--- Start of Extracted information ---

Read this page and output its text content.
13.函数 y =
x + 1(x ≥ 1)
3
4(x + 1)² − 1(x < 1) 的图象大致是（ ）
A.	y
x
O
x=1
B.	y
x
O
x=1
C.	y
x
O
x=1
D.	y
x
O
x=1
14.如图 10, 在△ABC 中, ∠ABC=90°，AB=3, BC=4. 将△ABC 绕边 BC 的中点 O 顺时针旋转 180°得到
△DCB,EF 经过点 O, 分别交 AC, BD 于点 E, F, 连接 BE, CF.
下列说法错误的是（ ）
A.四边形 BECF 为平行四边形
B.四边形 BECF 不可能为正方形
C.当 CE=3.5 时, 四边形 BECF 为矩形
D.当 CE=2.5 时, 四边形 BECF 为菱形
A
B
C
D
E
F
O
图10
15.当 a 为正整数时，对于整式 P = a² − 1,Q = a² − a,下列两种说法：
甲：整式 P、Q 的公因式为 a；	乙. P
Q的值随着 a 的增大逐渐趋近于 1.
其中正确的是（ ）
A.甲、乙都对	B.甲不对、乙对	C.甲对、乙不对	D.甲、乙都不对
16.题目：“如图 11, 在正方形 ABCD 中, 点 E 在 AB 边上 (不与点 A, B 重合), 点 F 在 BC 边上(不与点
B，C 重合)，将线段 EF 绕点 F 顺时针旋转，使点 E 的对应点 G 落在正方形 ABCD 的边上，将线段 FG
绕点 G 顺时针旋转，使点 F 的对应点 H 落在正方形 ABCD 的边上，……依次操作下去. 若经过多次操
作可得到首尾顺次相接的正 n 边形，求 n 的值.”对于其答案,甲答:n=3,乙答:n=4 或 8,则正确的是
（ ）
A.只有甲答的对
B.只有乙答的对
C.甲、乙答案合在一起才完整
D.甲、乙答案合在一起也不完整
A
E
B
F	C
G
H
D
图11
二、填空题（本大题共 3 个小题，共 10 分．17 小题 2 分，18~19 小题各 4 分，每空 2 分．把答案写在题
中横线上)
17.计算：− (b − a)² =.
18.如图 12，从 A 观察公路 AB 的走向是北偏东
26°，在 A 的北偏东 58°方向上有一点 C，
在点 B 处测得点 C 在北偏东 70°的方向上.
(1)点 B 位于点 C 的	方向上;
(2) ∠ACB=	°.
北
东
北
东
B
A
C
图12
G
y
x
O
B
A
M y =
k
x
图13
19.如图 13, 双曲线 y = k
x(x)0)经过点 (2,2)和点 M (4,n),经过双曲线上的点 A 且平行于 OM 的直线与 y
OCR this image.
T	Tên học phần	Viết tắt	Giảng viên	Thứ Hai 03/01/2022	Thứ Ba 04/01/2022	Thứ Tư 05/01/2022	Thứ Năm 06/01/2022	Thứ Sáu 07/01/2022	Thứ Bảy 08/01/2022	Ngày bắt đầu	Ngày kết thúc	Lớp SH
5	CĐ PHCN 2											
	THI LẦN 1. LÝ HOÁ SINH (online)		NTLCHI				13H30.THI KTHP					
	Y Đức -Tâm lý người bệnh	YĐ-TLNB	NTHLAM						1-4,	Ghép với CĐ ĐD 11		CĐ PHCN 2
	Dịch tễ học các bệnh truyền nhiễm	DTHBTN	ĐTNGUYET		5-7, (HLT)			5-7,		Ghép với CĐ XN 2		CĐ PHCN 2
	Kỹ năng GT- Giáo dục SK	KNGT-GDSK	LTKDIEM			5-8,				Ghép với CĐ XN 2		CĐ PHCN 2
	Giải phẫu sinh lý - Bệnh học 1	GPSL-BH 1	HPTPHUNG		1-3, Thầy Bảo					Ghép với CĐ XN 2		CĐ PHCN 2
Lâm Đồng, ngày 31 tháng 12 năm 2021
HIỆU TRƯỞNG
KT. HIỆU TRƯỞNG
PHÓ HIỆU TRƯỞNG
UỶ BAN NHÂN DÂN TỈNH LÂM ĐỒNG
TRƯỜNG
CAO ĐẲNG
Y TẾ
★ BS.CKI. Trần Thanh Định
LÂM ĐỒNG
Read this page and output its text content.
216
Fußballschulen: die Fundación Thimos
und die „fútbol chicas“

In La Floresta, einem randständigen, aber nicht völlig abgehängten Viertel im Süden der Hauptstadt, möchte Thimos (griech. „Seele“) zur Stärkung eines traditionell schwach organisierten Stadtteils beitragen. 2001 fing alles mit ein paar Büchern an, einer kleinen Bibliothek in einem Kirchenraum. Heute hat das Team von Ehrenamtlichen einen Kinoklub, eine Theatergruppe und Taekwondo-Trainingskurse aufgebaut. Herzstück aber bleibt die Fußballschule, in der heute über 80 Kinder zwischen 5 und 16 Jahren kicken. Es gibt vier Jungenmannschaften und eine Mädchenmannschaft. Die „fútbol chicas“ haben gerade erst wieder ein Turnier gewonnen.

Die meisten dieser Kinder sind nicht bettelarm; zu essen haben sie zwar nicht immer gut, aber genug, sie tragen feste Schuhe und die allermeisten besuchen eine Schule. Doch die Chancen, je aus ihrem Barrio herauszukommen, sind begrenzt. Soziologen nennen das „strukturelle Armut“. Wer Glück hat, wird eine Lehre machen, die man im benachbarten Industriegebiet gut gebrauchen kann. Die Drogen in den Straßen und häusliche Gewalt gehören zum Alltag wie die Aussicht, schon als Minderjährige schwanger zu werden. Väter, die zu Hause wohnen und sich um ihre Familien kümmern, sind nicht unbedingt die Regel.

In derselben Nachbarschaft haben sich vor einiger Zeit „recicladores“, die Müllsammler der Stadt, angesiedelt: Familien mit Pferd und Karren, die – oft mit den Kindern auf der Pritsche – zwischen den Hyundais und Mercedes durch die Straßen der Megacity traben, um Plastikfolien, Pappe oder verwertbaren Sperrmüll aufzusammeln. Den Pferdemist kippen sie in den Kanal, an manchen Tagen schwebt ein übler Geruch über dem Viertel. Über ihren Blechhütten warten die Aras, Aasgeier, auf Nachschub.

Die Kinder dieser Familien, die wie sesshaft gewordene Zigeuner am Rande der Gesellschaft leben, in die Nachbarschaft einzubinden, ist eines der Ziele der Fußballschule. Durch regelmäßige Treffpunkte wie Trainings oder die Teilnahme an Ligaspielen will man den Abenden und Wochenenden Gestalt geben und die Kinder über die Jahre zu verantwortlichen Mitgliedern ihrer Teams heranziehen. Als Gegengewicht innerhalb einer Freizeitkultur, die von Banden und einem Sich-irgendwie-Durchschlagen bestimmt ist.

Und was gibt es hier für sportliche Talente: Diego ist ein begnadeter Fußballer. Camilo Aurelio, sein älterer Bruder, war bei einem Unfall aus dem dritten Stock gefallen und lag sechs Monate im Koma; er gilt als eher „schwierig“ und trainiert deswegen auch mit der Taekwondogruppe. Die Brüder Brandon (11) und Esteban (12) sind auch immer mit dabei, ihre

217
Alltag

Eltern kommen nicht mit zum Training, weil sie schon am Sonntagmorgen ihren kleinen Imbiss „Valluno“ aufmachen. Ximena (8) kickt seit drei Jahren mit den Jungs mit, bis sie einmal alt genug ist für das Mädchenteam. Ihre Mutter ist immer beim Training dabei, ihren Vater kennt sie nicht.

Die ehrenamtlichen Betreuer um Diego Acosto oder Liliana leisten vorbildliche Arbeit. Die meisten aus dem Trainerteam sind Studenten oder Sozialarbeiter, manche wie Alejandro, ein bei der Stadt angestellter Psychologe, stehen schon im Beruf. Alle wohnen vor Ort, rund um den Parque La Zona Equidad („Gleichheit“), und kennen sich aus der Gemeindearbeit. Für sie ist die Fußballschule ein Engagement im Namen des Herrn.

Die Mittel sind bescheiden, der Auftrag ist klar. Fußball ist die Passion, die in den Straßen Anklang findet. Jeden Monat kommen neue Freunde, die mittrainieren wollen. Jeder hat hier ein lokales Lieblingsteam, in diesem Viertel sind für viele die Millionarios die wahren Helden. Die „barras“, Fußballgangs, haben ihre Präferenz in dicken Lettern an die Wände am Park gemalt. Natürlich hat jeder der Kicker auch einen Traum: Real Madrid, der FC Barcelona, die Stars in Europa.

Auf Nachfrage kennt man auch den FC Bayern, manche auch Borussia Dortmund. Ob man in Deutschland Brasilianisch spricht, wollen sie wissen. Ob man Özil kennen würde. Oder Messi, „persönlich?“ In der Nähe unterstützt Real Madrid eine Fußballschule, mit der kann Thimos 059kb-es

--- End of Extracted information ---

■ **Stated task**: Work through the listing above and report how many lines include the string "Alltag", with no other text.

■ **Task solution**: 2